● Short task: Repeat each entry in full, exactly.

● Extracted information:
◆ ◆ ◆

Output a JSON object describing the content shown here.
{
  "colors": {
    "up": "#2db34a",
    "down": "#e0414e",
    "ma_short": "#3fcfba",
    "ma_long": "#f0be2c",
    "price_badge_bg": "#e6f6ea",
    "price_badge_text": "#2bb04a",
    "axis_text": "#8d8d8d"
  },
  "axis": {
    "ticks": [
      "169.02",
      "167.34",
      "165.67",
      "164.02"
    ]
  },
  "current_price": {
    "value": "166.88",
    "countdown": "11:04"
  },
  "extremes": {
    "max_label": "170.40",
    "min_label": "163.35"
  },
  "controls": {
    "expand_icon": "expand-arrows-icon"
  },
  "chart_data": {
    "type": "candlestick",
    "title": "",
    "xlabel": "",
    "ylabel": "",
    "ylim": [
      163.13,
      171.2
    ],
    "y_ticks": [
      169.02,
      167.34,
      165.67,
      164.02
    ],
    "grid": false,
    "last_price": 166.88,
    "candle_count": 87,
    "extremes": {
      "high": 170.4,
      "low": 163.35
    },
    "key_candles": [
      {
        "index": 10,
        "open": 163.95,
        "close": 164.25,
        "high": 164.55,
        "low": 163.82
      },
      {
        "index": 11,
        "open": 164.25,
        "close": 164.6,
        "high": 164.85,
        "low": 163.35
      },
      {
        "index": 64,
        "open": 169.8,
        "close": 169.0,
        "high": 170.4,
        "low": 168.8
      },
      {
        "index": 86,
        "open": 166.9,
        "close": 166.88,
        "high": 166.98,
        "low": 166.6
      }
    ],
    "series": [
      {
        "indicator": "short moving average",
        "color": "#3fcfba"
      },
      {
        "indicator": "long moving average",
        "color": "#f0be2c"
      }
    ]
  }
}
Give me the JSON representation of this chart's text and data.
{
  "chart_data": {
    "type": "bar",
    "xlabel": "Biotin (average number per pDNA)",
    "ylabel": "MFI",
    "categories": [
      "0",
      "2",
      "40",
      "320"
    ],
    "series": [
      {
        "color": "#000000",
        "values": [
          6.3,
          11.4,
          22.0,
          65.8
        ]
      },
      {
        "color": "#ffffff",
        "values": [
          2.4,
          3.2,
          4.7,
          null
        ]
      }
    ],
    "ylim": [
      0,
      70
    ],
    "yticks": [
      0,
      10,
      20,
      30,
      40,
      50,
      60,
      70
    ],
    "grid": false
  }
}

◆ ◆ ◆

● The solution:
Output a JSON object describing the content shown here.
{
  "colors": {
    "up": "#2db34a",
    "down": "#e0414e",
    "ma_short": "#3fcfba",
    "ma_long": "#f0be2c",
    "price_badge_bg": "#e6f6ea",
    "price_badge_text": "#2bb04a",
    "axis_text": "#8d8d8d"
  },
  "axis": {
    "ticks": [
      "169.02",
      "167.34",
      "165.67",
      "164.02"
    ]
  },
  "current_price": {
    "value": "166.88",
    "countdown": "11:04"
  },
  "extremes": {
    "max_label": "170.40",
    "min_label": "163.35"
  },
  "controls": {
    "expand_icon": "expand-arrows-icon"
  },
  "chart_data": {
    "type": "candlestick",
    "title": "",
    "xlabel": "",
    "ylabel": "",
    "ylim": [
      163.13,
      171.2
    ],
    "y_ticks": [
      169.02,
      167.34,
      165.67,
      164.02
    ],
    "grid": false,
    "last_price": 166.88,
    "candle_count": 87,
    "extremes": {
      "high": 170.4,
      "low": 163.35
    },
    "key_candles": [
      {
        "index": 10,
        "open": 163.95,
        "close": 164.25,
        "high": 164.55,
        "low": 163.82
      },
      {
        "index": 11,
        "open": 164.25,
        "close": 164.6,
        "high": 164.85,
        "low": 163.35
      },
      {
        "index": 64,
        "open": 169.8,
        "close": 169.0,
        "high": 170.4,
        "low": 168.8
      },
      {
        "index": 86,
        "open": 166.9,
        "close": 166.88,
        "high": 166.98,
        "low": 166.6
      }
    ],
    "series": [
      {
        "indicator": "short moving average",
        "color": "#3fcfba"
      },
      {
        "indicator": "long moving average",
        "color": "#f0be2c"
      }
    ]
  }
}
Give me the JSON representation of this chart's text and data.
{
  "chart_data": {
    "type": "bar",
    "xlabel": "Biotin (average number per pDNA)",
    "ylabel": "MFI",
    "categories": [
      "0",
      "2",
      "40",
      "320"
    ],
    "series": [
      {
        "color": "#000000",
        "values": [
          6.3,
          11.4,
          22.0,
          65.8
        ]
      },
      {
        "color": "#ffffff",
        "values": [
          2.4,
          3.2,
          4.7,
          null
        ]
      }
    ],
    "ylim": [
      0,
      70
    ],
    "yticks": [
      0,
      10,
      20,
      30,
      40,
      50,
      60,
      70
    ],
    "grid": false
  }
}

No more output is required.